_Work to do_
Copy out each line of the data holding "启动微信".

_Data listing_
•••••

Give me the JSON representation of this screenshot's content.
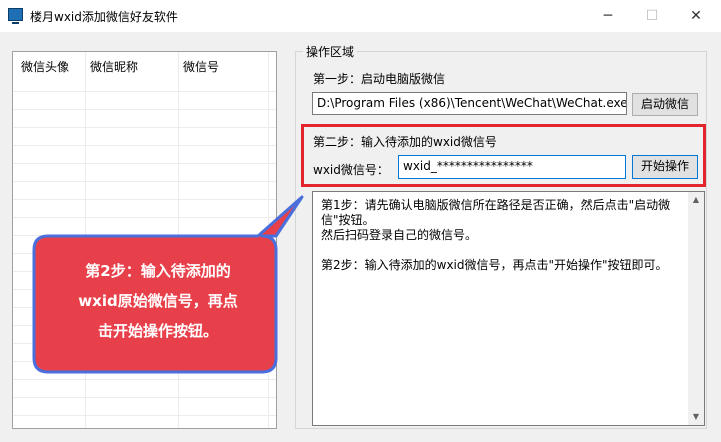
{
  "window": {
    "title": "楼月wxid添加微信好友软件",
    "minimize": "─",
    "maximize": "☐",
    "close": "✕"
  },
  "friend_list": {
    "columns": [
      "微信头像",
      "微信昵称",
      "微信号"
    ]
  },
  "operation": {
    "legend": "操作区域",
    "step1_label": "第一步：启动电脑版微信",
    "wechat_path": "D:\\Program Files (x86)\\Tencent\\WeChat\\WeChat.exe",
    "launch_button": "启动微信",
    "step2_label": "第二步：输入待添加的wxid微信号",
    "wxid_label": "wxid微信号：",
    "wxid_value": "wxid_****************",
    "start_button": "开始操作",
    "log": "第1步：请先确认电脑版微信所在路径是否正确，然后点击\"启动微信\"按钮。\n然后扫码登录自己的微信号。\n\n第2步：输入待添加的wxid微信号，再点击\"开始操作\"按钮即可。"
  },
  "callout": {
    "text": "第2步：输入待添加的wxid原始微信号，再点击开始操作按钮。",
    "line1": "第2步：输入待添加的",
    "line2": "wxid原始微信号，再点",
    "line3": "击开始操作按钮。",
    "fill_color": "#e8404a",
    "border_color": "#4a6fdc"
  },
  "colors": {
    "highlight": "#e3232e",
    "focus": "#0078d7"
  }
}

•••••

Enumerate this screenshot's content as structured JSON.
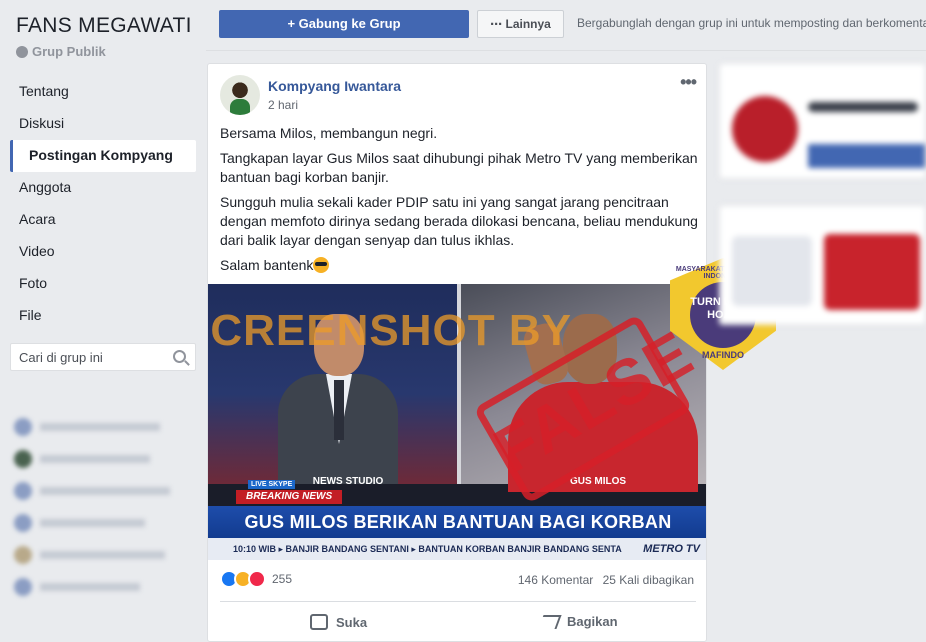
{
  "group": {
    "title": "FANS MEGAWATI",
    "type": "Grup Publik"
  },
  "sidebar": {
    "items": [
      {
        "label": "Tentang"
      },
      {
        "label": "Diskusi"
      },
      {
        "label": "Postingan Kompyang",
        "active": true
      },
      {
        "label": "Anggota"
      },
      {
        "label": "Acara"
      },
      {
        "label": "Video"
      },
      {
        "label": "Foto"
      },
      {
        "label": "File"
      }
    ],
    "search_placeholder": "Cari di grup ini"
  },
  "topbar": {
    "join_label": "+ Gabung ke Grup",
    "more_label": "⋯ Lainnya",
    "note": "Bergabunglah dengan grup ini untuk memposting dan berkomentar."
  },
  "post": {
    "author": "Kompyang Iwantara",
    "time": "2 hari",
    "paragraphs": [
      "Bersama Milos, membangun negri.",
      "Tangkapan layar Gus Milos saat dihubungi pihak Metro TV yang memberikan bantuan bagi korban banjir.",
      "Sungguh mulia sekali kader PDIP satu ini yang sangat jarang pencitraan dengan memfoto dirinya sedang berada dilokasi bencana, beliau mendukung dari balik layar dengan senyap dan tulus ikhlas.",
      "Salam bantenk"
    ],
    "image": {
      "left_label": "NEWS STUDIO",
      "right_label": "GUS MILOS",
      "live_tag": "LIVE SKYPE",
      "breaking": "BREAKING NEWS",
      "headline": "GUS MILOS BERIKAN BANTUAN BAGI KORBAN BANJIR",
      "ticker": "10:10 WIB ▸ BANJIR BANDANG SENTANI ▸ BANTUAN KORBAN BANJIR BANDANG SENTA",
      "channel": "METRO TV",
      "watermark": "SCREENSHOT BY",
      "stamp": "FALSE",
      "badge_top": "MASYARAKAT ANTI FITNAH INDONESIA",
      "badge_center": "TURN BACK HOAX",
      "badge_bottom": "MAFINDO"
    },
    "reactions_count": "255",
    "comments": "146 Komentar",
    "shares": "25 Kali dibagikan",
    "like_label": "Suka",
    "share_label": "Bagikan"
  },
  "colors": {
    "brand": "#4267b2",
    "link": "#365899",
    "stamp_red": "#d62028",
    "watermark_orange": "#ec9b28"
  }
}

•••••

_Answer to the exercise_
    "launch_button": "启动微信",
    "log": "第1步：请先确认电脑版微信所在路径是否正确，然后点击\"启动微信\"按钮。\n然后扫码登录自己的微信号。\n\n第2步：输入待添加的wxid微信号，再点击\"开始操作\"按钮即可。"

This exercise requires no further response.